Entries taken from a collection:
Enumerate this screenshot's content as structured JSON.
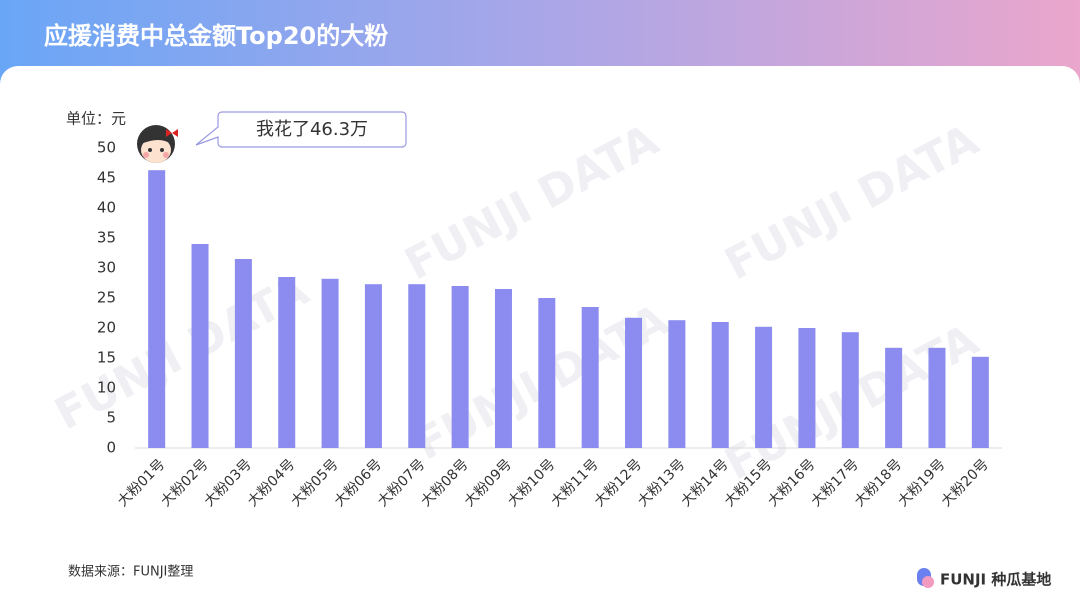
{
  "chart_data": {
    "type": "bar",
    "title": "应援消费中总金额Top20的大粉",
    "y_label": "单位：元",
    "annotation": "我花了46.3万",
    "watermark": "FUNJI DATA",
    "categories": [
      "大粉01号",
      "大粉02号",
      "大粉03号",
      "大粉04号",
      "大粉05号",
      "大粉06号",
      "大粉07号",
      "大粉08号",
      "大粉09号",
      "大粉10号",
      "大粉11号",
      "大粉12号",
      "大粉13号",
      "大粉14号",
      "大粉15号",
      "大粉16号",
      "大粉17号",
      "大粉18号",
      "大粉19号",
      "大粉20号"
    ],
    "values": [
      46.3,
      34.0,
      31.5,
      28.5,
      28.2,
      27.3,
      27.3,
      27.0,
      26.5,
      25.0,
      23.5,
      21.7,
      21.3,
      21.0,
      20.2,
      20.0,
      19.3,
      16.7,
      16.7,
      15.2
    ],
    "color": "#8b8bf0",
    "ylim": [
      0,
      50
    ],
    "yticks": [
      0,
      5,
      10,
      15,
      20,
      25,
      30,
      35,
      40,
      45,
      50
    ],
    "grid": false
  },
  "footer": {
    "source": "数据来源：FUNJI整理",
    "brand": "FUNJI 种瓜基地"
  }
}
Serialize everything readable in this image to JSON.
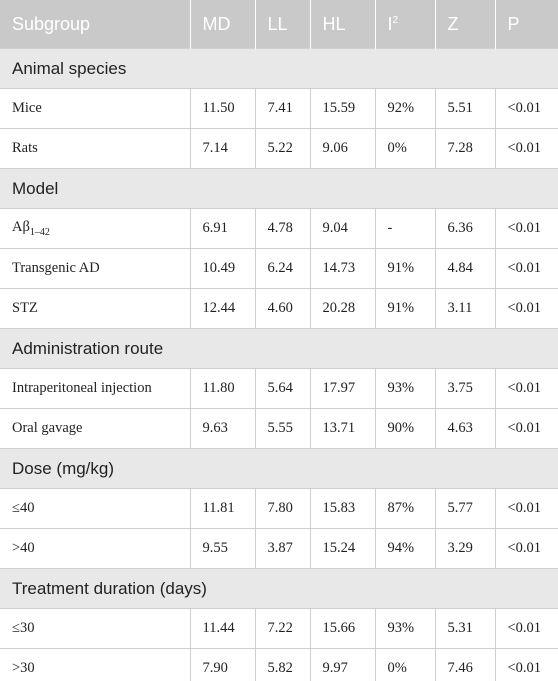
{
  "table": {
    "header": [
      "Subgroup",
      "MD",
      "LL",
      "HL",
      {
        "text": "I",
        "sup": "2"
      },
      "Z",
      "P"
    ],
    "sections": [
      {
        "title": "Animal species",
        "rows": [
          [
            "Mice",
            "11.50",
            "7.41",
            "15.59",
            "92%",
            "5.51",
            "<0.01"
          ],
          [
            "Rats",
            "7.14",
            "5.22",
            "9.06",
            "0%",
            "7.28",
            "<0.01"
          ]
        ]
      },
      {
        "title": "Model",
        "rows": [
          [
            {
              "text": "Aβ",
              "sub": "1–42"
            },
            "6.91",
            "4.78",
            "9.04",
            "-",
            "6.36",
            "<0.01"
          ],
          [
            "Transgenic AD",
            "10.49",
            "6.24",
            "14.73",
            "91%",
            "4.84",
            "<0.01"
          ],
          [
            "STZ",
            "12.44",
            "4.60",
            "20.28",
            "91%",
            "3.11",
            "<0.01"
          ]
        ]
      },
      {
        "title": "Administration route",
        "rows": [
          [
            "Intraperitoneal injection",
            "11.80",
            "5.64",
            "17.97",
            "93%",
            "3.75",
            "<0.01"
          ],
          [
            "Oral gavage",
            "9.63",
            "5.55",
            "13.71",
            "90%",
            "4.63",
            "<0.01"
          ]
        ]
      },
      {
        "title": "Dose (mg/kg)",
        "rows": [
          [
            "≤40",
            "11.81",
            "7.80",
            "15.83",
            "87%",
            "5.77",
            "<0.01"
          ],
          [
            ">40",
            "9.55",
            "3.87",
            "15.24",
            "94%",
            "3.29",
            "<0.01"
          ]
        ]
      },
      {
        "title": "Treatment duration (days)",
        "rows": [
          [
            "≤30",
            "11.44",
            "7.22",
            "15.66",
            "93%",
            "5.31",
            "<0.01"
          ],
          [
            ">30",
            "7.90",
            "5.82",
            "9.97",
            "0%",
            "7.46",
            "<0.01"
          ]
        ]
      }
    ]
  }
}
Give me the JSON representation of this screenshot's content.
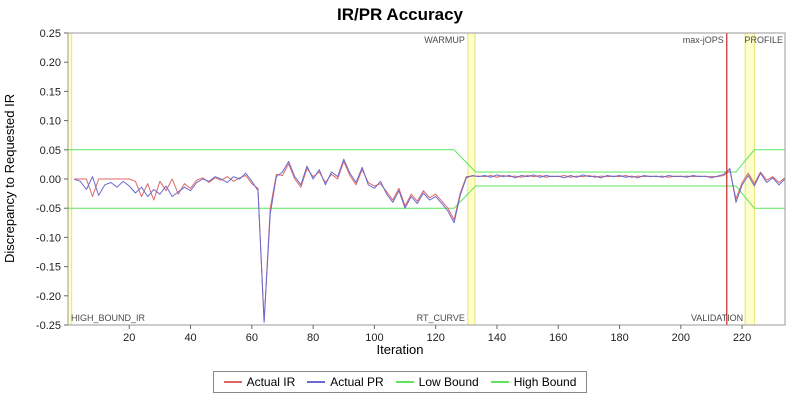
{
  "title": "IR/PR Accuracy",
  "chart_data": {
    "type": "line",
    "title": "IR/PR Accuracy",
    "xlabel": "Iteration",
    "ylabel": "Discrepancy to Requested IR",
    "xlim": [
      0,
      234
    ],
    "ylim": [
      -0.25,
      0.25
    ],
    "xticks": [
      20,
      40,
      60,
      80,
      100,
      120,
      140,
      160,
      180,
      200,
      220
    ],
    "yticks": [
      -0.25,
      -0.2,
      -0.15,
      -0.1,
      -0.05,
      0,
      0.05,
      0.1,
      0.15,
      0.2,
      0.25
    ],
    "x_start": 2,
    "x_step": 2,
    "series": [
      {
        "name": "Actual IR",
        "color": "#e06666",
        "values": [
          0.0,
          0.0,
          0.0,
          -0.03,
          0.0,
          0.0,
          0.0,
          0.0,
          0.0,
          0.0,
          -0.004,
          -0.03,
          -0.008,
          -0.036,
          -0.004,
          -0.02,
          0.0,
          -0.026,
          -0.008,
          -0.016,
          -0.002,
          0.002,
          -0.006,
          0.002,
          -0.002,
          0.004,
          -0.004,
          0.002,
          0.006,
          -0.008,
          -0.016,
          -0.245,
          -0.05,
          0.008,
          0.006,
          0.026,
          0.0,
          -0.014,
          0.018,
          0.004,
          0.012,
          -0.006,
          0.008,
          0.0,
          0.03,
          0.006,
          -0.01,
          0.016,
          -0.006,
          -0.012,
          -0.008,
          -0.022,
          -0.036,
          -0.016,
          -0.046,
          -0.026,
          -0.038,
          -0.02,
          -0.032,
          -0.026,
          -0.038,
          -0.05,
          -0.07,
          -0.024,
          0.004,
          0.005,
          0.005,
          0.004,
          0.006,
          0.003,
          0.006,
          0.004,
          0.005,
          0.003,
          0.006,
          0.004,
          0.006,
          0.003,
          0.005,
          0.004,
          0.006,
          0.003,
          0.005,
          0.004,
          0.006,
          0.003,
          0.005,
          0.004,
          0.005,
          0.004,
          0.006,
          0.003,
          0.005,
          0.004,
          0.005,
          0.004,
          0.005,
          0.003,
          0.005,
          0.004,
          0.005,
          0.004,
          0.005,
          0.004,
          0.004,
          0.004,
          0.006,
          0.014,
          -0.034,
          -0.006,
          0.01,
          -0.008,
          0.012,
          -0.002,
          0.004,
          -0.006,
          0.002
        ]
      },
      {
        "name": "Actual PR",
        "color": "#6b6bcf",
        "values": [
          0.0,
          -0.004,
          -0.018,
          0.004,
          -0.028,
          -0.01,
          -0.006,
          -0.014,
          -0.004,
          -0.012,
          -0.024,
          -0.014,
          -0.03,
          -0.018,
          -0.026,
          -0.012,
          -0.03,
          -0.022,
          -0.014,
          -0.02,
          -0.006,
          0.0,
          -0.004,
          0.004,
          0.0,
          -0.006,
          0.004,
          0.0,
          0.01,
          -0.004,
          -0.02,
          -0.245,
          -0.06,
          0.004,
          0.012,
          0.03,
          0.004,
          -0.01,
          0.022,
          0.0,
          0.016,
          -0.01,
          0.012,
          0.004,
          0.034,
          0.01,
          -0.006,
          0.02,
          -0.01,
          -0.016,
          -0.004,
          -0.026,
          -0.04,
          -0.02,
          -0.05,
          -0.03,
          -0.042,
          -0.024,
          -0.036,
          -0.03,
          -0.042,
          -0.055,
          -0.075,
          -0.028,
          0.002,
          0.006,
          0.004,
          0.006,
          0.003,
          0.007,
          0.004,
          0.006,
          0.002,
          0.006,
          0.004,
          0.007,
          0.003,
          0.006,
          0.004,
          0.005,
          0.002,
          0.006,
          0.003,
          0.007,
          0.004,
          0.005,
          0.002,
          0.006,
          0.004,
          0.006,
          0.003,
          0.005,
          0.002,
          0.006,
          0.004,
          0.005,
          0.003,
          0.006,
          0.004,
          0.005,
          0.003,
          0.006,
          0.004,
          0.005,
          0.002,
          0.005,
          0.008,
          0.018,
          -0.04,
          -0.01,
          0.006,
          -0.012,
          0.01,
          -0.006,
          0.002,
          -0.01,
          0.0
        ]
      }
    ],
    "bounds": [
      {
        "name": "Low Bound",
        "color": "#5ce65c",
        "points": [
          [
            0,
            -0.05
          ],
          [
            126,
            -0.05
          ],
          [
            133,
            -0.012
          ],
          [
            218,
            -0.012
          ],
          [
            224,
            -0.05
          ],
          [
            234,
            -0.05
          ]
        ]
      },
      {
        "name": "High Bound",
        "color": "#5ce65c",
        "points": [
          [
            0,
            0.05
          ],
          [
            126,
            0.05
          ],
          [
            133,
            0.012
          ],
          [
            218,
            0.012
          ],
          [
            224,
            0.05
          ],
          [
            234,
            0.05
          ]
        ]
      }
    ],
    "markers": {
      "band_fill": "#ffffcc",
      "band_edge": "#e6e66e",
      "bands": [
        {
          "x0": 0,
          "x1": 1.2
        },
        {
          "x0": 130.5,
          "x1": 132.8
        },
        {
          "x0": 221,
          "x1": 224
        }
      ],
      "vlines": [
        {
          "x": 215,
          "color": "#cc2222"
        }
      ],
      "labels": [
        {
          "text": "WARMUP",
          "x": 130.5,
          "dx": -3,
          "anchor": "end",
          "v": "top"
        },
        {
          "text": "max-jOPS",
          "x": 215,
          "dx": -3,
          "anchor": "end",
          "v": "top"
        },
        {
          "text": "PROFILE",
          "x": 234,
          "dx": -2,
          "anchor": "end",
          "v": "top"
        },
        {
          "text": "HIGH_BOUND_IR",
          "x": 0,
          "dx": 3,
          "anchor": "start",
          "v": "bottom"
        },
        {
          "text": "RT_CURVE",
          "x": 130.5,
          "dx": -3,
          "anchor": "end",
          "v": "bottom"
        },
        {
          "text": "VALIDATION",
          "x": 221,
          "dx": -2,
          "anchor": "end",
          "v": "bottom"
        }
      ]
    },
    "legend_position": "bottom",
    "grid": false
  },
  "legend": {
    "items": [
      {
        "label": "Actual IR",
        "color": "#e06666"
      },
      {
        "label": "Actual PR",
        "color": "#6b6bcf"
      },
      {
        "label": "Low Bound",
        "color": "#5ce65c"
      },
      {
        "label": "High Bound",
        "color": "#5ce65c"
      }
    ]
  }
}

EXERCISE PROMPT> Take each line containing the string "Actual" and copy it out.

RESPONSE TO THIS TASK>
        "name": "Actual IR",
        "name": "Actual PR",
        "label": "Actual IR",
        "label": "Actual PR",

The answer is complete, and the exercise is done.